>> start PROVIDED MATERIAL

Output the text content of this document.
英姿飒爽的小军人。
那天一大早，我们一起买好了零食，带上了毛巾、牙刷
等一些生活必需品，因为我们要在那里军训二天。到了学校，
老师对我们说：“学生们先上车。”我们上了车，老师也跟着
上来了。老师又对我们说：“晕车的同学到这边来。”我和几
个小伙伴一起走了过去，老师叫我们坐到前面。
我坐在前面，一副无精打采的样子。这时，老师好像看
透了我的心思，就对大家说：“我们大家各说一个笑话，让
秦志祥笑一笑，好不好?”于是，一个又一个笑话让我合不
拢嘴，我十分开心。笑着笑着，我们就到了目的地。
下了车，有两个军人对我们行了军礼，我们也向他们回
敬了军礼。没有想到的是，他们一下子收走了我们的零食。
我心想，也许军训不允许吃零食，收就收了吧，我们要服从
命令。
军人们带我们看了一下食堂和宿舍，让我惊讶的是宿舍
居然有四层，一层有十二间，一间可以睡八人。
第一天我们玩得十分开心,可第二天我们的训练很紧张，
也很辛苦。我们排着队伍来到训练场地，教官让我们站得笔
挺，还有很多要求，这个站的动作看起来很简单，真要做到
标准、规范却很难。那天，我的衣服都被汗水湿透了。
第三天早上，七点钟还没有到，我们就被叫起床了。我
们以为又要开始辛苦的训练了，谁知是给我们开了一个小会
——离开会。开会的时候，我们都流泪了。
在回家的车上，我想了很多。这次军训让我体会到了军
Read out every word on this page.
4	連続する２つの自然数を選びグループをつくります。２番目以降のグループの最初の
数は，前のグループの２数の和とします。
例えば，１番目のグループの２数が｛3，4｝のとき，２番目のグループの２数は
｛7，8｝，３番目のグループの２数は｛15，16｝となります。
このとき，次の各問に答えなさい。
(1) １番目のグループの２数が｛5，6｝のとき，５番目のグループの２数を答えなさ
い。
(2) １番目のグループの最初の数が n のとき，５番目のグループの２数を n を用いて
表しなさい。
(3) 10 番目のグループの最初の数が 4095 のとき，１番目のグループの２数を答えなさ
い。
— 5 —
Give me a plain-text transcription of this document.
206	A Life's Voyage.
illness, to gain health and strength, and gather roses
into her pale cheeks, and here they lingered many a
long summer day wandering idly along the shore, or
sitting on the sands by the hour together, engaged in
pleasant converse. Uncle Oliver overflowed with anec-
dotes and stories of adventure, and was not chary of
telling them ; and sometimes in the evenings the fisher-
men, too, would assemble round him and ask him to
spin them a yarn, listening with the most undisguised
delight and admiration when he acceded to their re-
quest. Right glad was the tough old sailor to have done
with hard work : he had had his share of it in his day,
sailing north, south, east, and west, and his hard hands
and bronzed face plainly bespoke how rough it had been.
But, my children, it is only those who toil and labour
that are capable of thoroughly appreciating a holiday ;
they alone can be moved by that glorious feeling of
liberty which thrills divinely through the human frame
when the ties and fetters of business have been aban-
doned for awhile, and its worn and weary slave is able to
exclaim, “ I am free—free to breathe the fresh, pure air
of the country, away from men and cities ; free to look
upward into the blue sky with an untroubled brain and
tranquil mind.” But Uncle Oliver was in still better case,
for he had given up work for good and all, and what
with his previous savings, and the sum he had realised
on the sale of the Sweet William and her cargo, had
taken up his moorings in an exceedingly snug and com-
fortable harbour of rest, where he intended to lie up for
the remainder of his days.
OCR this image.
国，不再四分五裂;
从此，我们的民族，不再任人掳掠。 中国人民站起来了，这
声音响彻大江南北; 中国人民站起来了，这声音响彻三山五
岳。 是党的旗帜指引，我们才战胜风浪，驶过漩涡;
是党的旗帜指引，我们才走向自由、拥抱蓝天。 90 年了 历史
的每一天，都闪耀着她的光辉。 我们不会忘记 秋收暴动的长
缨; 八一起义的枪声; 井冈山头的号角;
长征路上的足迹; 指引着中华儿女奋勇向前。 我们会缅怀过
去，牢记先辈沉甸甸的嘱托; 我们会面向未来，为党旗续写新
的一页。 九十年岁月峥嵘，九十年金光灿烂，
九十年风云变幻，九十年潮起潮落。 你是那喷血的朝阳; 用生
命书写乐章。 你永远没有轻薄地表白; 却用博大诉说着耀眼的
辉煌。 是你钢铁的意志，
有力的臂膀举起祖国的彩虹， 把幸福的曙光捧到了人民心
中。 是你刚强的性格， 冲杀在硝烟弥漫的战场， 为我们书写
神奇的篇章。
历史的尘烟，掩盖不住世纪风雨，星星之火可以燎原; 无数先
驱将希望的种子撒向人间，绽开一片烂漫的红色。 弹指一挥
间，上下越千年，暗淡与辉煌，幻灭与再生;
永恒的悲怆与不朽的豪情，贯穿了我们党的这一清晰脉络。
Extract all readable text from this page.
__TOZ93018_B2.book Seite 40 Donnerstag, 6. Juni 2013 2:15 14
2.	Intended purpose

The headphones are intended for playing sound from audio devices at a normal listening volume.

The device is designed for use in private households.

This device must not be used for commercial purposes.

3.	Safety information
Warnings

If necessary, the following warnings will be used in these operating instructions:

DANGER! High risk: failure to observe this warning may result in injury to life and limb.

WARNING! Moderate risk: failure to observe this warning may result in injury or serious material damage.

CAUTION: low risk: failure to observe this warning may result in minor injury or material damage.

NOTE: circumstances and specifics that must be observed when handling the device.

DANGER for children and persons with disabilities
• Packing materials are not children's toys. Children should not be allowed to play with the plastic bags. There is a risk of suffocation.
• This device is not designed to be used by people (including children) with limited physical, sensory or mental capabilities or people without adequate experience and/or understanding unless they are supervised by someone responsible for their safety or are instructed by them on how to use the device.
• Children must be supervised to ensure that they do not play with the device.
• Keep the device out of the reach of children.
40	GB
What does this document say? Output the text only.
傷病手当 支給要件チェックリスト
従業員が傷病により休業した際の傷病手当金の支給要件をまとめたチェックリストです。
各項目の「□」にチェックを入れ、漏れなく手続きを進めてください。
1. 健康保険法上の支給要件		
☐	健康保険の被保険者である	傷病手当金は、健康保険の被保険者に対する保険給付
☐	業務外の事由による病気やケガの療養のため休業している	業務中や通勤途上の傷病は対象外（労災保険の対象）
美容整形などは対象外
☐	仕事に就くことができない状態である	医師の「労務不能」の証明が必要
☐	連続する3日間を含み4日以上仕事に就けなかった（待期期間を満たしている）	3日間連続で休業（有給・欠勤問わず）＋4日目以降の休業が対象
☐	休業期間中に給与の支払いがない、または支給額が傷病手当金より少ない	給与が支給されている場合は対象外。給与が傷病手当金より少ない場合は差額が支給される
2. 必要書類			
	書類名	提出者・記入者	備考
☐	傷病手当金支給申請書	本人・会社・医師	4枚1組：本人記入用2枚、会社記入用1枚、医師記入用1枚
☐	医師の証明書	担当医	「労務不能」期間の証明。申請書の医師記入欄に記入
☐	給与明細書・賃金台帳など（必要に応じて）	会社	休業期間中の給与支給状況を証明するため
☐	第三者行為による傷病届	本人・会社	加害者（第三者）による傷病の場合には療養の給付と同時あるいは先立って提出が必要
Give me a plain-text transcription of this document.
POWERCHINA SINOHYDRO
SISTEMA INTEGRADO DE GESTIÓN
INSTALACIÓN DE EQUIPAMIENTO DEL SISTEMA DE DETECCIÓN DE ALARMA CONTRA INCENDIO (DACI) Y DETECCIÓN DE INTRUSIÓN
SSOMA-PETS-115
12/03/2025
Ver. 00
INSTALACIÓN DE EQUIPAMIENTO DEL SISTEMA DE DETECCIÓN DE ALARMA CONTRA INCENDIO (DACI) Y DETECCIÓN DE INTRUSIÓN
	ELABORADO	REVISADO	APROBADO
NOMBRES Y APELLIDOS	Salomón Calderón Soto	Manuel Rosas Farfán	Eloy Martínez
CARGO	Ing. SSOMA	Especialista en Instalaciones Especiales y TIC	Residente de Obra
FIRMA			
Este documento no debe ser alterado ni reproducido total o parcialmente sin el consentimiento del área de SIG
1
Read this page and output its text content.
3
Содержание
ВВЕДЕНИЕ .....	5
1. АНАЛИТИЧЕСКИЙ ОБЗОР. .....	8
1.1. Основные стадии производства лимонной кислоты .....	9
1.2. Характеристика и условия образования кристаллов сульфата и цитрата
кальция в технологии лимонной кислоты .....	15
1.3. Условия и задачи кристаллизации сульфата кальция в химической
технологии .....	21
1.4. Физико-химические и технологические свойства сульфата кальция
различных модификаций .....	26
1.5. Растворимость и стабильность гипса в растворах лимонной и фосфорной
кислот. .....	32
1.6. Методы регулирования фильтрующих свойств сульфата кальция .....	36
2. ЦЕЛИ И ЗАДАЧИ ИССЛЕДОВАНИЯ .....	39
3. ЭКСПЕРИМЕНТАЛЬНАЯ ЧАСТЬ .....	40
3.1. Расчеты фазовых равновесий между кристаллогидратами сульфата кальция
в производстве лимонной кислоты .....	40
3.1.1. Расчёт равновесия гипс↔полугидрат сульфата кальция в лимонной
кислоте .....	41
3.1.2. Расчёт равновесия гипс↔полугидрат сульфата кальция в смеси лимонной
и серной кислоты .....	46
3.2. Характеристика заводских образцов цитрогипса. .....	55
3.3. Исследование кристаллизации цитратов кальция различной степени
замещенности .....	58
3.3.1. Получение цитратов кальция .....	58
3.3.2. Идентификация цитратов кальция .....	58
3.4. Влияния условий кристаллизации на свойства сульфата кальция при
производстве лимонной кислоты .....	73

>> end PROVIDED MATERIAL

— EXERCISE DIRECTIONS —
Above are the entries; count how many of their lines contain the word "лимонной" and give only that number.

— THE REPLY —
7